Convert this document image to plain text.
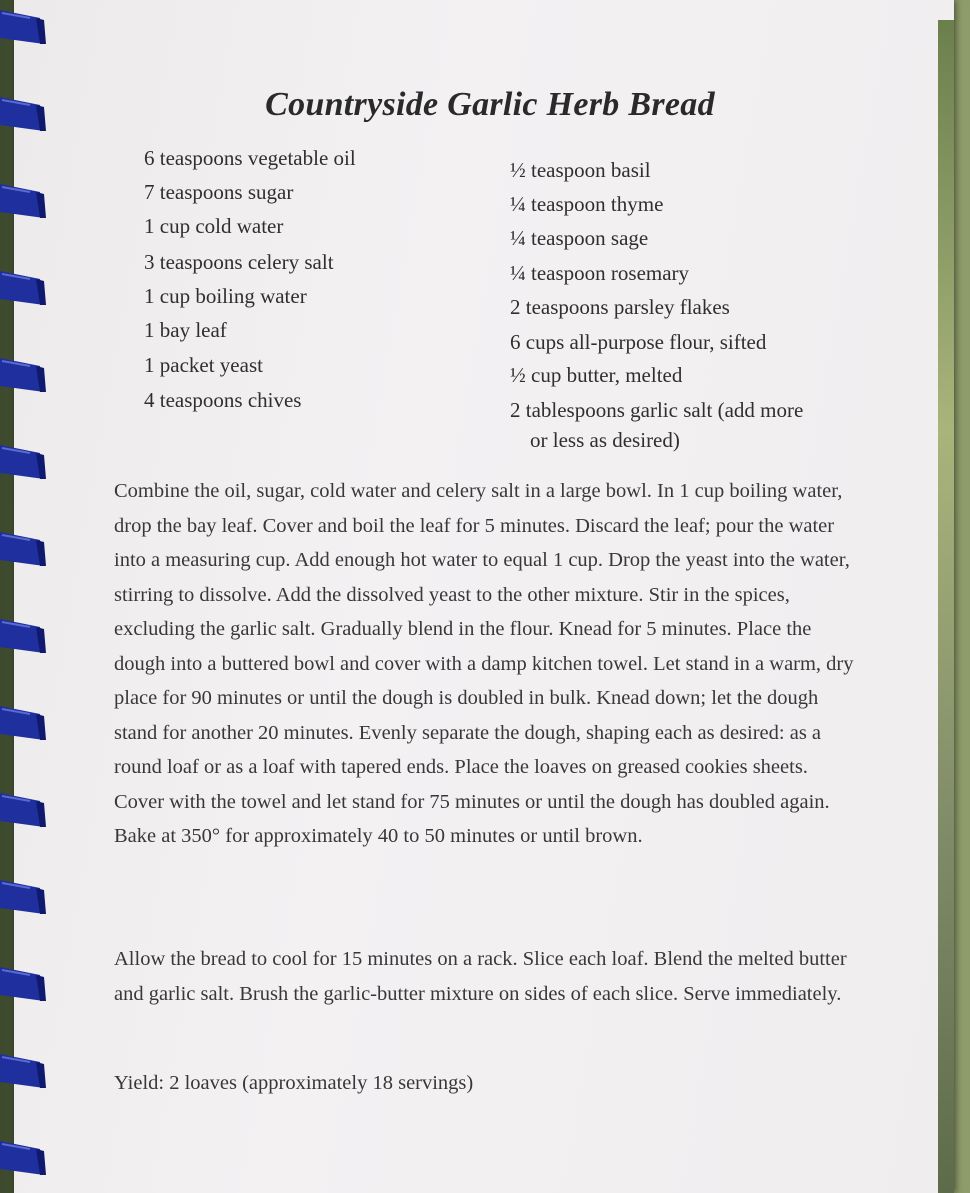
Countryside Garlic Herb Bread
6 teaspoons vegetable oil
7 teaspoons sugar
1 cup cold water
3 teaspoons celery salt
1 cup boiling water
1 bay leaf
1 packet yeast
4 teaspoons chives
½ teaspoon basil
¼ teaspoon thyme
¼ teaspoon sage
¼ teaspoon rosemary
2 teaspoons parsley flakes
6 cups all-purpose flour, sifted
½ cup butter, melted
2 tablespoons garlic salt (add more
or less as desired)

Combine the oil, sugar, cold water and celery salt in a large bowl. In 1 cup boiling water, drop the bay leaf. Cover and boil the leaf for 5 minutes. Discard the leaf; pour the water into a measuring cup. Add enough hot water to equal 1 cup. Drop the yeast into the water, stirring to dissolve. Add the dissolved yeast to the other mixture. Stir in the spices, excluding the garlic salt. Gradually blend in the flour. Knead for 5 minutes. Place the dough into a buttered bowl and cover with a damp kitchen towel. Let stand in a warm, dry place for 90 minutes or until the dough is doubled in bulk. Knead down; let the dough stand for another 20 minutes. Evenly separate the dough, shaping each as desired: as a round loaf or as a loaf with tapered ends. Place the loaves on greased cookies sheets. Cover with the towel and let stand for 75 minutes or until the dough has doubled again. Bake at 350° for approximately 40 to 50 minutes or until brown.

Allow the bread to cool for 15 minutes on a rack. Slice each loaf. Blend the melted butter and garlic salt. Brush the garlic-butter mixture on sides of each slice. Serve immediately.

Yield: 2 loaves (approximately 18 servings)
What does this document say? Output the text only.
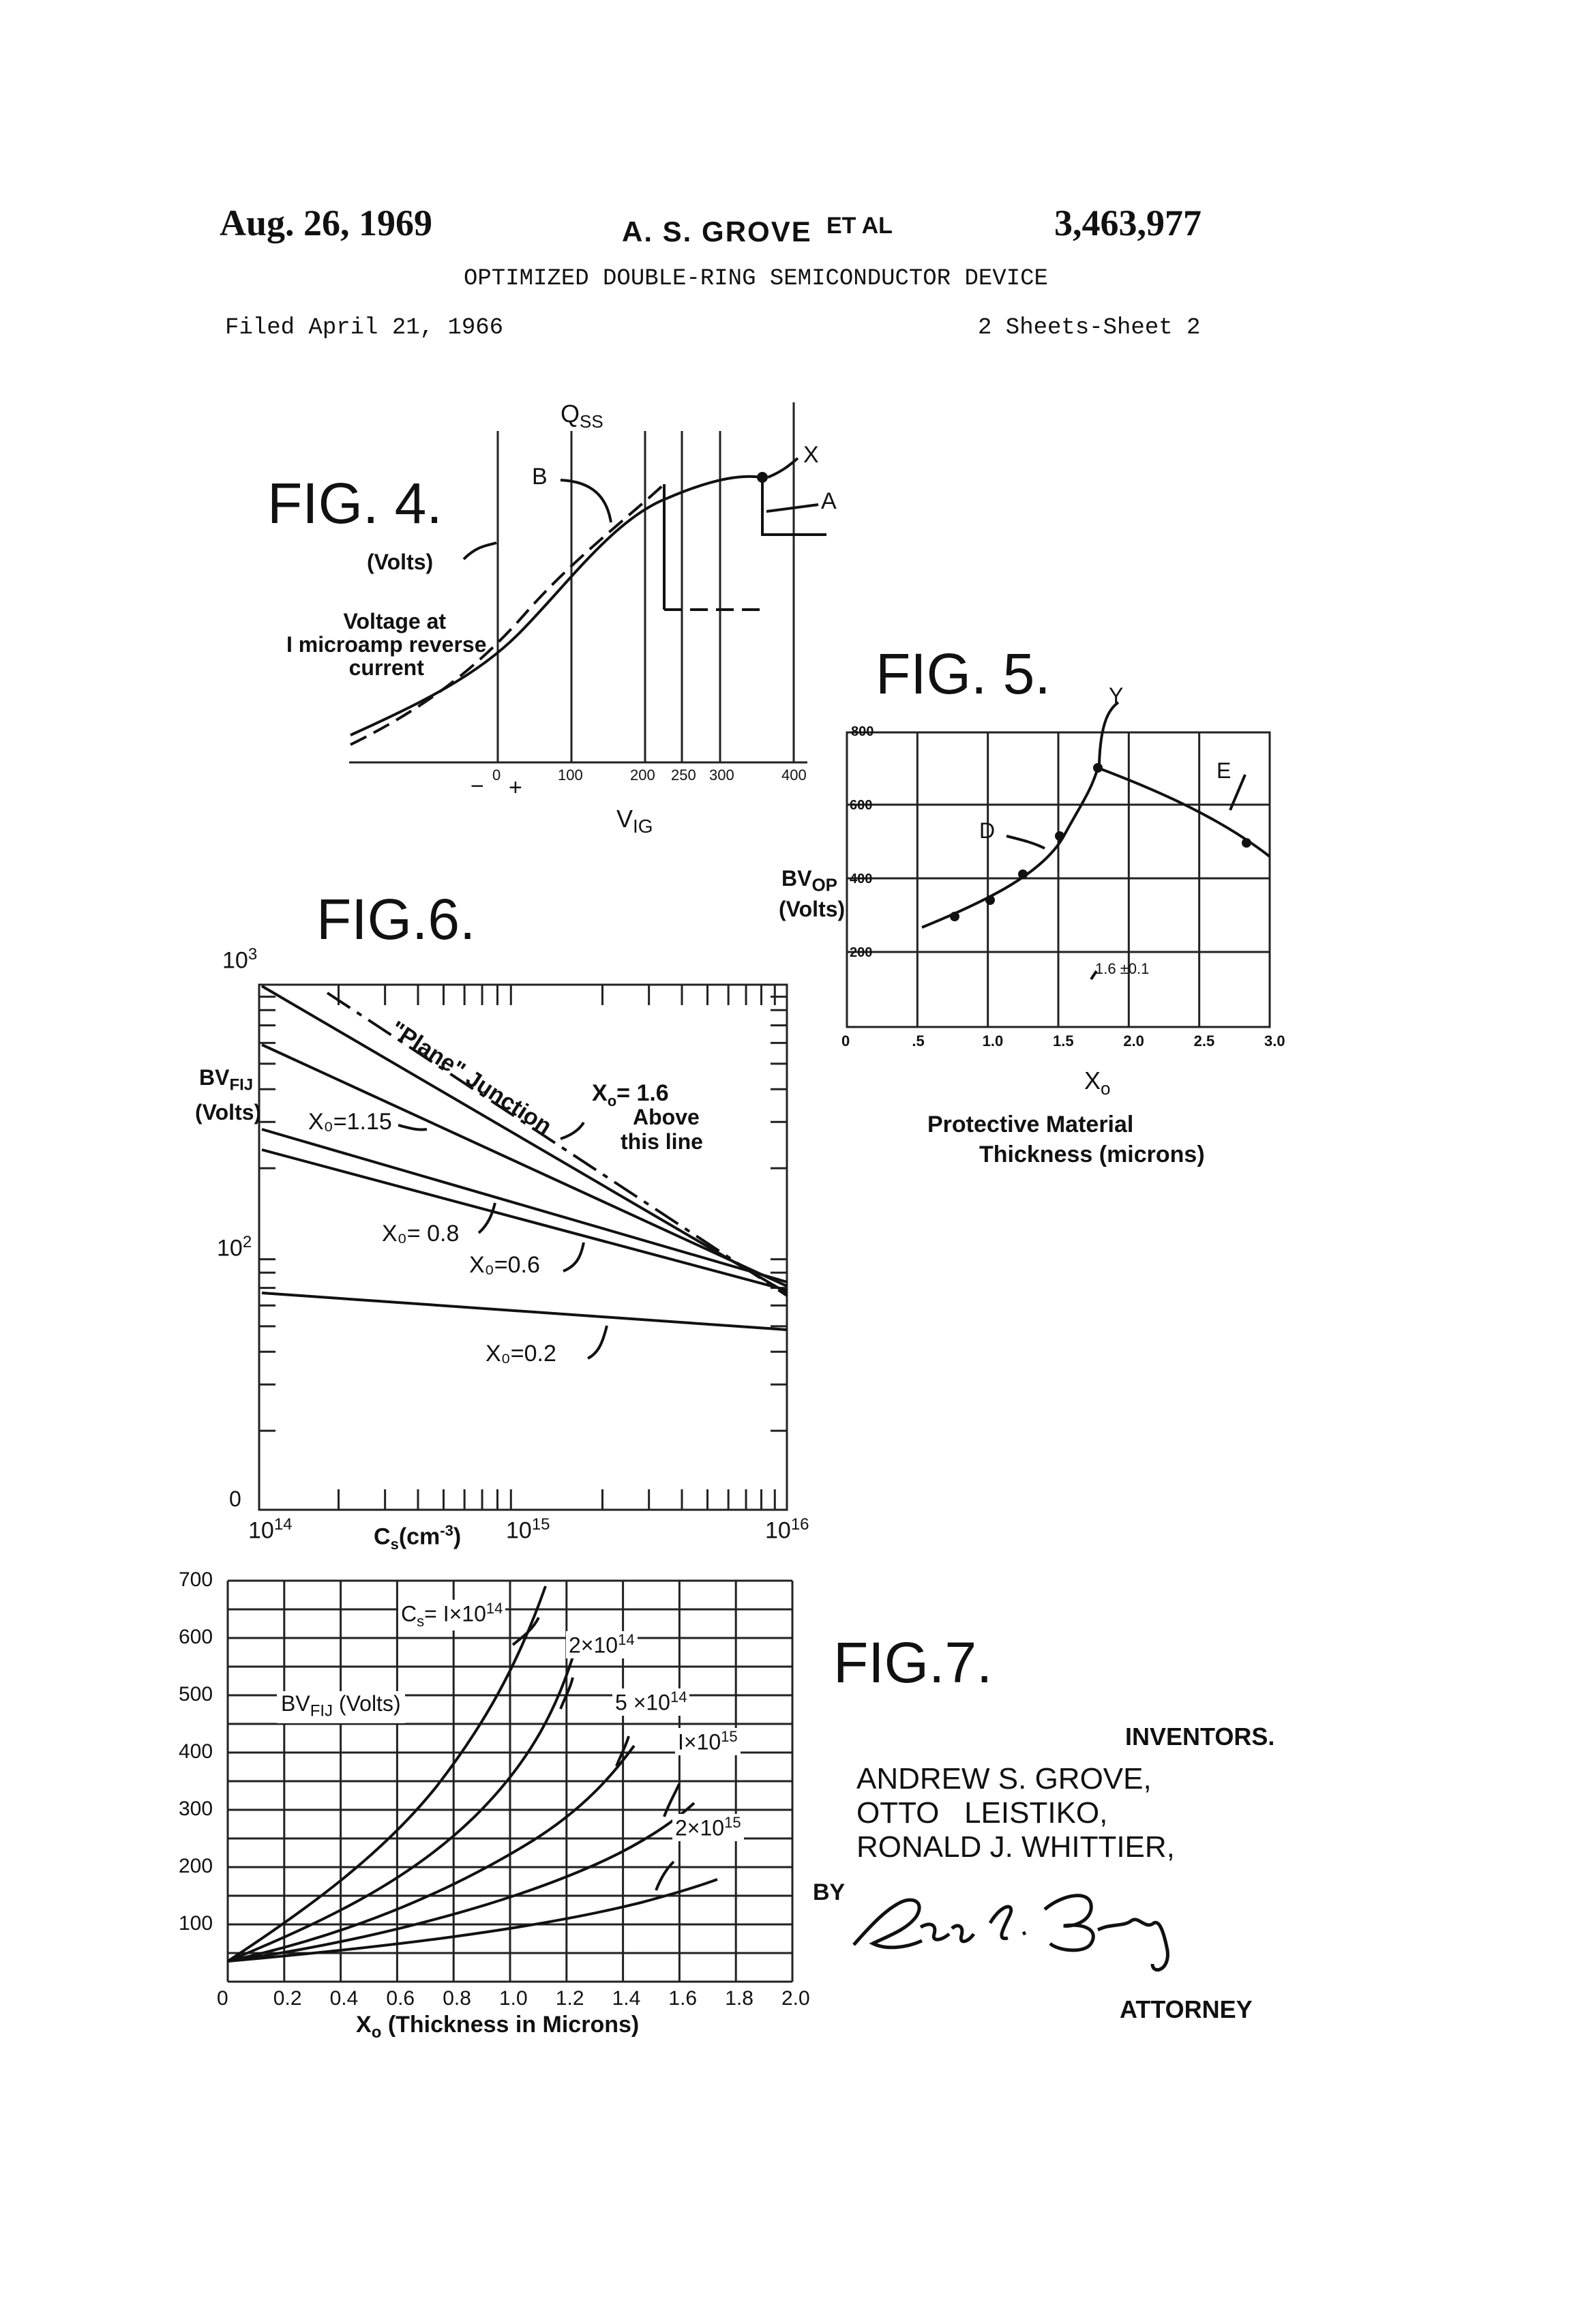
Aug. 26, 1969	A. S. GROVE ET AL	3,463,977
OPTIMIZED DOUBLE-RING SEMICONDUCTOR DEVICE
Filed April 21, 1966	2 Sheets-Sheet 2
FIG. 4.
QSS
B
X
A
(Volts)
Voltage at
I microamp reverse
current
0	100	200 250 300	400
− +
VIG
FIG. 5.	Y
D
E
800
600
400
200
BVOP
(Volts)
1.6 ±0.1
0	.5	1.0	1.5	2.0	2.5	3.0
Xo
Protective Material
Thickness (microns)
FIG.6.
103
102
0
BVFIJ
(Volts)	"Plane" Junction Xo= 1.6
Above
this line
X₀=1.15
X₀= 0.8
X₀=0.6
X₀=0.2
1014	Cs(cm-3) 1015	1016
FIG.7.
700
600
500
400
300
200
100
0 0.2 0.4 0.6 0.8 1.0 1.2 1.4 1.6 1.8 2.0
BVFIJ (Volts)
Cs= I×1014
2×1014
5 ×1014
I×1015
2×1015
Xo (Thickness in Microns)
INVENTORS.
ANDREW S. GROVE,
OTTO   LEISTIKO,
RONALD J. WHITTIER,
BY
ATTORNEY
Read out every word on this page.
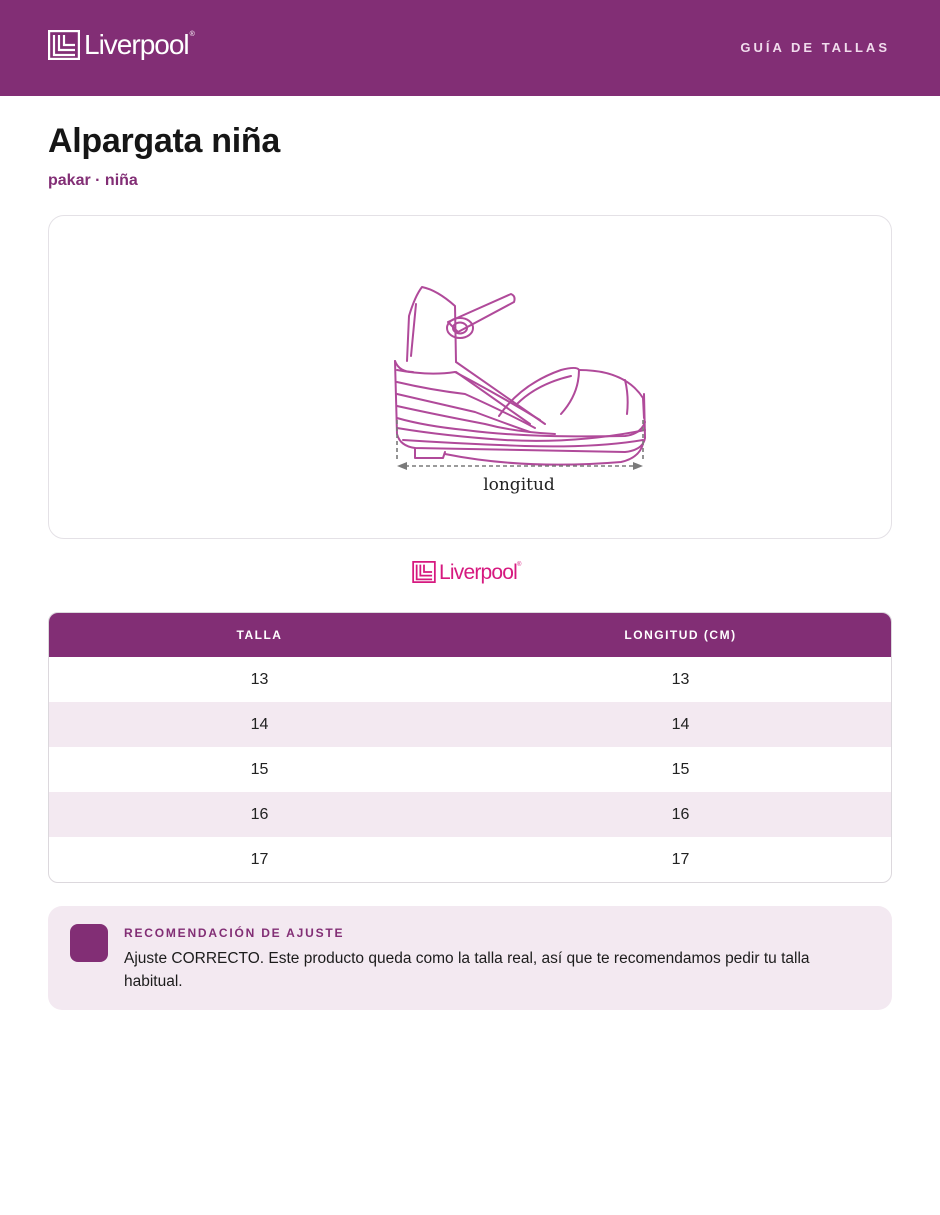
Liverpool®
GUÍA DE TALLAS
Alpargata niña
pakar · niña
longitud
Liverpool®
TALLA	LONGITUD (CM)
13	13
14	14
15	15
16	16
17	17
RECOMENDACIÓN DE AJUSTE

Ajuste CORRECTO. Este producto queda como la talla real, así que te recomendamos pedir tu talla habitual.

#### Task to carry out
Pictures excluded, quote all the data above exactly.

#### Response to the task
Convert this document image to plain text.
Countryside Garlic Herb Bread
6 teaspoons vegetable oil
7 teaspoons sugar
1 cup cold water
3 teaspoons celery salt
1 cup boiling water
1 bay leaf
1 packet yeast
4 teaspoons chives
½ teaspoon basil
¼ teaspoon thyme
¼ teaspoon sage
¼ teaspoon rosemary
2 teaspoons parsley flakes
6 cups all-purpose flour, sifted
½ cup butter, melted
2 tablespoons garlic salt (add more
or less as desired)

Combine the oil, sugar, cold water and celery salt in a large bowl. In 1 cup boiling water, drop the bay leaf. Cover and boil the leaf for 5 minutes. Discard the leaf; pour the water into a measuring cup. Add enough hot water to equal 1 cup. Drop the yeast into the water, stirring to dissolve. Add the dissolved yeast to the other mixture. Stir in the spices, excluding the garlic salt. Gradually blend in the flour. Knead for 5 minutes. Place the dough into a buttered bowl and cover with a damp kitchen towel. Let stand in a warm, dry place for 90 minutes or until the dough is doubled in bulk. Knead down; let the dough stand for another 20 minutes. Evenly separate the dough, shaping each as desired: as a round loaf or as a loaf with tapered ends. Place the loaves on greased cookies sheets. Cover with the towel and let stand for 75 minutes or until the dough has doubled again. Bake at 350° for approximately 40 to 50 minutes or until brown.

Allow the bread to cool for 15 minutes on a rack. Slice each loaf. Blend the melted butter and garlic salt. Brush the garlic-butter mixture on sides of each slice. Serve immediately.

Yield: 2 loaves (approximately 18 servings)
What does this document say? Output the text only.
Aug. 26, 1969	A. S. GROVE ET AL	3,463,977
OPTIMIZED DOUBLE-RING SEMICONDUCTOR DEVICE
Filed April 21, 1966	2 Sheets-Sheet 2
FIG. 4.
QSS
B
X
A
(Volts)
Voltage at
I microamp reverse
current
0	100	200 250 300	400
− +
VIG
FIG. 5.	Y
D
E
800
600
400
200
BVOP
(Volts)
1.6 ±0.1
0	.5	1.0	1.5	2.0	2.5	3.0
Xo
Protective Material
Thickness (microns)
FIG.6.
103
102
0
BVFIJ
(Volts)	"Plane" Junction Xo= 1.6
Above
this line
X₀=1.15
X₀= 0.8
X₀=0.6
X₀=0.2
1014	Cs(cm-3) 1015	1016
FIG.7.
700
600
500
400
300
200
100
0 0.2 0.4 0.6 0.8 1.0 1.2 1.4 1.6 1.8 2.0
BVFIJ (Volts)
Cs= I×1014
2×1014
5 ×1014
I×1015
2×1015
Xo (Thickness in Microns)
INVENTORS.
ANDREW S. GROVE,
OTTO   LEISTIKO,
RONALD J. WHITTIER,
BY
ATTORNEY
Read out every word on this page.
Liverpool®
GUÍA DE TALLAS
Alpargata niña
pakar · niña
longitud
Liverpool®
TALLA	LONGITUD (CM)
13	13
14	14
15	15
16	16
17	17
RECOMENDACIÓN DE AJUSTE

Ajuste CORRECTO. Este producto queda como la talla real, así que te recomendamos pedir tu talla habitual.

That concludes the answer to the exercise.